* **TEXT BLOCK**:
The standard method for which to provide the model information on the order, or position, of input tokens relative to one another is to use positional encodings. More specifically, we associate with each position, $1, 2, \dots, M$, a vector that encodes that position of dimension $D_{\text{in}}$. Then, that positional encoding vector is added to the given input token vector at that position. That is, the input vector at position $i$, denoted $\boldsymbol{x}_i$, is modified via

\[\boldsymbol{x}_i' := \boldsymbol{x}_i + \boldsymbol{p}_i\]

where $\boldsymbol{p}_i$ is the positional encoding vector for position $i$. The end result is that each modified input token vector contains both information regarding the token as well as the position of that token.

These positional encodings can either be learned during training (i.e., each position integer is mapped to a learned encoding vector), or more commonly, can be fixed a priori. For example, Vaswani et al. (2017), use positional encodings built from sine and cosine functions of different frequencies for each dimension. A heatmap of such positional encodings are showing below where the rows are positions and the columns are dimensions of the input token vectors:

Multiheaded attention

In order to expand the learning capacity of a model, one can also parallelize attention in each layer using an extension of attention called multiheaded attention. In multiheaded attention, one performs the attention operation multiple times using multiple sets of queries, keys, and values. That is, at a given layer, the nerual network learns multiple $W_Q$, $W_K$, and $W_V$ vectors and performs attention multiple times. Each attention mechanism is called a “head” and the full layer is called “multi-headed attention”. The final output vectors from multiheaded attention are formed by concatenating the outputs of the indivudal heads as shown below:

If the multiheaded attention layer is followed by a fully connected layer, these concatenated vectors would be each fed into the downstream multilayer perceptron.

* **RAW DATA**:
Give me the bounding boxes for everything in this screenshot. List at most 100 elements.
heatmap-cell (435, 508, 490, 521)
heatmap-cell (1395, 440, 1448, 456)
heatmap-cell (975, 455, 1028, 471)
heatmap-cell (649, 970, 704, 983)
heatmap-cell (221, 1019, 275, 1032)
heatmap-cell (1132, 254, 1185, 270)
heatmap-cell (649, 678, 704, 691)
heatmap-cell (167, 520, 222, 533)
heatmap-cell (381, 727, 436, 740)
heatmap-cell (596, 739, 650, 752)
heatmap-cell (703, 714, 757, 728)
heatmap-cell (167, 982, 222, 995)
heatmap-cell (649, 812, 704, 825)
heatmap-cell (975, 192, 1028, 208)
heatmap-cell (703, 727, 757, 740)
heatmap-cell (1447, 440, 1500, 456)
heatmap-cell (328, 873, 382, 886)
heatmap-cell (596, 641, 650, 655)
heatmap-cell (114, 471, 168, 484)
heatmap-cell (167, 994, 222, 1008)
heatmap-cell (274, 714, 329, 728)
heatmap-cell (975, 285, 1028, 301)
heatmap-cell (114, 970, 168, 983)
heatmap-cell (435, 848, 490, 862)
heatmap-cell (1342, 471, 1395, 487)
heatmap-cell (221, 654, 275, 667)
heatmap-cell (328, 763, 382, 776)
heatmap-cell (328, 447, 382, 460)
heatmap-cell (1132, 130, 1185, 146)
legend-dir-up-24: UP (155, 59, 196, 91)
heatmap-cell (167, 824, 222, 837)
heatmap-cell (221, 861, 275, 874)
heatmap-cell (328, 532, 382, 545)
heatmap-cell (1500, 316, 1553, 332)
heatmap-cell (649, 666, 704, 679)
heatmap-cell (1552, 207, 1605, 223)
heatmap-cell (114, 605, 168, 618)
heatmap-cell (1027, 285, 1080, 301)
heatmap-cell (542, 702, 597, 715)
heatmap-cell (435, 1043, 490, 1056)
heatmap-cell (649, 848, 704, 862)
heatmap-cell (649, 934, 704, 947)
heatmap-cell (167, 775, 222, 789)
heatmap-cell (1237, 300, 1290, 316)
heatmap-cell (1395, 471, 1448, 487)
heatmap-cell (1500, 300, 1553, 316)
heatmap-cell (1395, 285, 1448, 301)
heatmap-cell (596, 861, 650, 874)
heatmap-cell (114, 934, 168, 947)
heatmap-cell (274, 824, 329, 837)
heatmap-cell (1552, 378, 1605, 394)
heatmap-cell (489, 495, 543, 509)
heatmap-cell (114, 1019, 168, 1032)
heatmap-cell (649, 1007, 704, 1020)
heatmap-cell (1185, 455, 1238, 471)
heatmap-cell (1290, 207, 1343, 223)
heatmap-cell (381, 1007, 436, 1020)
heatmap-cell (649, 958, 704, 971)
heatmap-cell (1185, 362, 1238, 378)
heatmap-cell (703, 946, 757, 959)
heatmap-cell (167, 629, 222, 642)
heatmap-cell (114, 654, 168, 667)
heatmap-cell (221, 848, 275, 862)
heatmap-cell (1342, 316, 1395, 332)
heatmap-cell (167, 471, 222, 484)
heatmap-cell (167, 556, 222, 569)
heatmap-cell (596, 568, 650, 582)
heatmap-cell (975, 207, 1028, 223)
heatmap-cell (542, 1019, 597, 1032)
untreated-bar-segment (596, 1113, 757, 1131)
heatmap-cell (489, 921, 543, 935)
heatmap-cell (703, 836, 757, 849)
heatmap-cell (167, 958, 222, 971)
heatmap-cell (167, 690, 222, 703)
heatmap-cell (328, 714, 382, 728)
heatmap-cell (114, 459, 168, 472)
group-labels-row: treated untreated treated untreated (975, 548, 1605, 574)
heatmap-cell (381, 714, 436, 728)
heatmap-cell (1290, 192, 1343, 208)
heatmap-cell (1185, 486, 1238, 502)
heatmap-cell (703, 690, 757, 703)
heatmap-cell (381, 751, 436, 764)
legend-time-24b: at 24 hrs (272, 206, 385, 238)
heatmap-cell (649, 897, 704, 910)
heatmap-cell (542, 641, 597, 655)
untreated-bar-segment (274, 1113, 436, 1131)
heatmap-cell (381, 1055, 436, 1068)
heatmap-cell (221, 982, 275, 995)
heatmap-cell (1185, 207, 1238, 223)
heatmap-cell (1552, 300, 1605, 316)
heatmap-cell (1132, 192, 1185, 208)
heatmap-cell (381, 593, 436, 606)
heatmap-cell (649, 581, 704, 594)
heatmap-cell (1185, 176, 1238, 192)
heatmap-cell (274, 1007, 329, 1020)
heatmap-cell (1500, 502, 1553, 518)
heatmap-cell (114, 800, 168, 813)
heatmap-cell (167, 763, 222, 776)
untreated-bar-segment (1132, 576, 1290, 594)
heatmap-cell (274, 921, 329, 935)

* **WRITTEN REQUEST**: Can you rewrite the part of the passage on positional encodings and multiheaded attention that opens with the words containing "If the multiheaded" and closes with "downstream multilayer perceptron.", replacing "fully connected layer" with "dense layer"?

* **THE SOLUTION**:
If the multiheaded attention layer is followed by a dense layer, these concatenated vectors would be each fed into the downstream multilayer perceptron.